Without the images, output each record below as it stands.

**MATERIAL FOR THIS TASK**
□ □ □ □

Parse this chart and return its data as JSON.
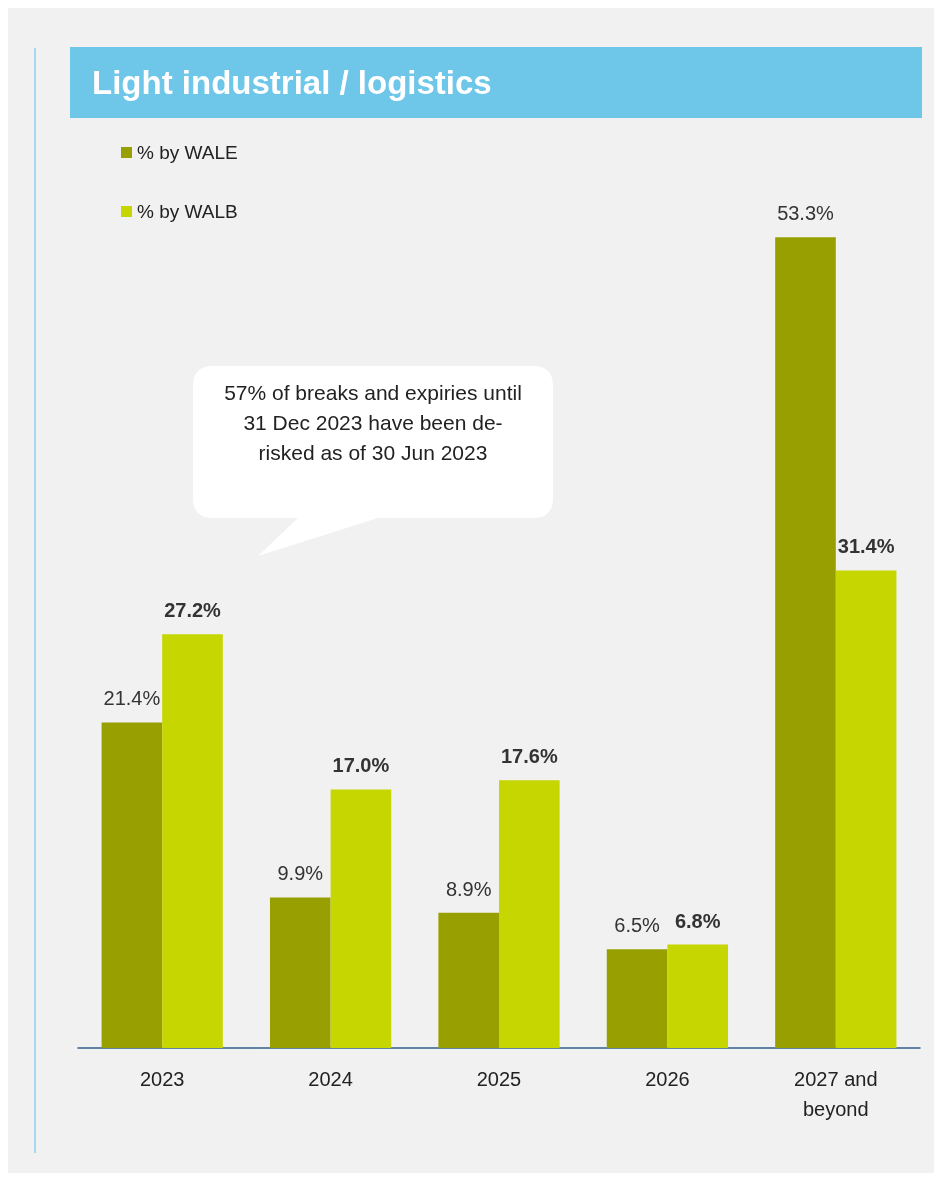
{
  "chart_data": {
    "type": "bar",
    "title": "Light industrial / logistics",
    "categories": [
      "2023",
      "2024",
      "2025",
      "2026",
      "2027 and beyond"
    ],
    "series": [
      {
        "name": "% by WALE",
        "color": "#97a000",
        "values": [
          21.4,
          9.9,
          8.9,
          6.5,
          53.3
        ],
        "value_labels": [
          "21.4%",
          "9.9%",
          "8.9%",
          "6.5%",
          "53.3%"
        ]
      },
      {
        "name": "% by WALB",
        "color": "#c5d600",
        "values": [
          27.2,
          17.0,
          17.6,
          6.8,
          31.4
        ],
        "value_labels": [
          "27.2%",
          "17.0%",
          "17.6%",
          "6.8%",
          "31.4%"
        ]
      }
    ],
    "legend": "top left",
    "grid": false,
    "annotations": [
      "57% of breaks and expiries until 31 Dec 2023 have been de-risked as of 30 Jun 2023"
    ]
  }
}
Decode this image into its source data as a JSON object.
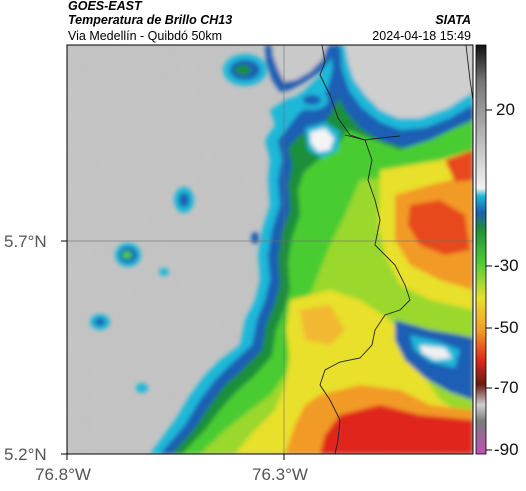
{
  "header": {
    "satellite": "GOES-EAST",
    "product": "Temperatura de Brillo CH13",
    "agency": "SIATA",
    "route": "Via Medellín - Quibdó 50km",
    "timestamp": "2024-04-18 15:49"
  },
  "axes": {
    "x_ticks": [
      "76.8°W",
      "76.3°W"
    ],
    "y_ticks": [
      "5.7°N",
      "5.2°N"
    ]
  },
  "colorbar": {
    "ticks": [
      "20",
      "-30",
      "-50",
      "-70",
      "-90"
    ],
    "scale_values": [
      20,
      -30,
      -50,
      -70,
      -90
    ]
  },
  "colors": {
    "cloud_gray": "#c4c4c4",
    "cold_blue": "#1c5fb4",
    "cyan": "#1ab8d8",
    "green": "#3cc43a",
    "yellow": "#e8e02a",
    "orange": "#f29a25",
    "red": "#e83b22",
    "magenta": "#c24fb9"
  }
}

□ □ □ □

**RESULT OF THE EXERCISE**
Parse this chart and return its data as JSON.
{
  "chart_data": {
    "type": "bar",
    "title": "Light industrial / logistics",
    "categories": [
      "2023",
      "2024",
      "2025",
      "2026",
      "2027 and beyond"
    ],
    "series": [
      {
        "name": "% by WALE",
        "color": "#97a000",
        "values": [
          21.4,
          9.9,
          8.9,
          6.5,
          53.3
        ],
        "value_labels": [
          "21.4%",
          "9.9%",
          "8.9%",
          "6.5%",
          "53.3%"
        ]
      },
      {
        "name": "% by WALB",
        "color": "#c5d600",
        "values": [
          27.2,
          17.0,
          17.6,
          6.8,
          31.4
        ],
        "value_labels": [
          "27.2%",
          "17.0%",
          "17.6%",
          "6.8%",
          "31.4%"
        ]
      }
    ],
    "legend": "top left",
    "grid": false,
    "annotations": [
      "57% of breaks and expiries until 31 Dec 2023 have been de-risked as of 30 Jun 2023"
    ]
  }
}
Decode this image into its source data as a JSON object.
{
  "header": {
    "satellite": "GOES-EAST",
    "product": "Temperatura de Brillo CH13",
    "agency": "SIATA",
    "route": "Via Medellín - Quibdó 50km",
    "timestamp": "2024-04-18 15:49"
  },
  "axes": {
    "x_ticks": [
      "76.8°W",
      "76.3°W"
    ],
    "y_ticks": [
      "5.7°N",
      "5.2°N"
    ]
  },
  "colorbar": {
    "ticks": [
      "20",
      "-30",
      "-50",
      "-70",
      "-90"
    ],
    "scale_values": [
      20,
      -30,
      -50,
      -70,
      -90
    ]
  },
  "colors": {
    "cloud_gray": "#c4c4c4",
    "cold_blue": "#1c5fb4",
    "cyan": "#1ab8d8",
    "green": "#3cc43a",
    "yellow": "#e8e02a",
    "orange": "#f29a25",
    "red": "#e83b22",
    "magenta": "#c24fb9"
  }
}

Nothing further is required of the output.